> **What is expected**:
Retype the material that follows, keeping every word as it is.
:: Records for this task
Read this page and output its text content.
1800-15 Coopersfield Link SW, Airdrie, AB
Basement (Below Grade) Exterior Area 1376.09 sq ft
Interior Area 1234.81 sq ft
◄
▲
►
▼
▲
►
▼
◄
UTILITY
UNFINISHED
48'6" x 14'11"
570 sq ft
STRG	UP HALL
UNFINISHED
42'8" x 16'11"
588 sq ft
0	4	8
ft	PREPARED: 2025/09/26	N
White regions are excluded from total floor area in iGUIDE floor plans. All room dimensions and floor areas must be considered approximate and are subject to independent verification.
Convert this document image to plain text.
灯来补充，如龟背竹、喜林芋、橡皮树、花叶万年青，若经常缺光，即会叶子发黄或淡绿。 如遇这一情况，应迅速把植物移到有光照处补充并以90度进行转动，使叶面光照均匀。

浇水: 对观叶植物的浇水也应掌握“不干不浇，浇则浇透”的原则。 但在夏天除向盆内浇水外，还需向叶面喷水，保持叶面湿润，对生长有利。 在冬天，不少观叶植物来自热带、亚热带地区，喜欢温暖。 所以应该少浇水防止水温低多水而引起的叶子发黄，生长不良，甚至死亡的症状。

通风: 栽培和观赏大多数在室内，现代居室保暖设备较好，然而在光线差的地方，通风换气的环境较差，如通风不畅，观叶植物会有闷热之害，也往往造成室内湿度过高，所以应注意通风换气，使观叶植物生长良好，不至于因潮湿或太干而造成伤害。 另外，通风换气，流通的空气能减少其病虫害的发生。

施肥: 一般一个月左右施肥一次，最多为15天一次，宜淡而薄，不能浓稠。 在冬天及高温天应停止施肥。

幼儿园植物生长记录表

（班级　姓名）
::::
> **Solution to this exercise**:
Read this page and output its text content.
1800-15 Coopersfield Link SW, Airdrie, AB
Basement (Below Grade) Exterior Area 1376.09 sq ft
Interior Area 1234.81 sq ft
◄
▲
►
▼
▲
►
▼
◄
UTILITY
UNFINISHED
48'6" x 14'11"
570 sq ft
STRG	UP HALL
UNFINISHED
42'8" x 16'11"
588 sq ft
0	4	8
ft	PREPARED: 2025/09/26	N
White regions are excluded from total floor area in iGUIDE floor plans. All room dimensions and floor areas must be considered approximate and are subject to independent verification.
Convert this document image to plain text.
灯来补充，如龟背竹、喜林芋、橡皮树、花叶万年青，若经常缺光，即会叶子发黄或淡绿。 如遇这一情况，应迅速把植物移到有光照处补充并以90度进行转动，使叶面光照均匀。

浇水: 对观叶植物的浇水也应掌握“不干不浇，浇则浇透”的原则。 但在夏天除向盆内浇水外，还需向叶面喷水，保持叶面湿润，对生长有利。 在冬天，不少观叶植物来自热带、亚热带地区，喜欢温暖。 所以应该少浇水防止水温低多水而引起的叶子发黄，生长不良，甚至死亡的症状。

通风: 栽培和观赏大多数在室内，现代居室保暖设备较好，然而在光线差的地方，通风换气的环境较差，如通风不畅，观叶植物会有闷热之害，也往往造成室内湿度过高，所以应注意通风换气，使观叶植物生长良好，不至于因潮湿或太干而造成伤害。 另外，通风换气，流通的空气能减少其病虫害的发生。

施肥: 一般一个月左右施肥一次，最多为15天一次，宜淡而薄，不能浓稠。 在冬天及高温天应停止施肥。

幼儿园植物生长记录表

（班级　姓名）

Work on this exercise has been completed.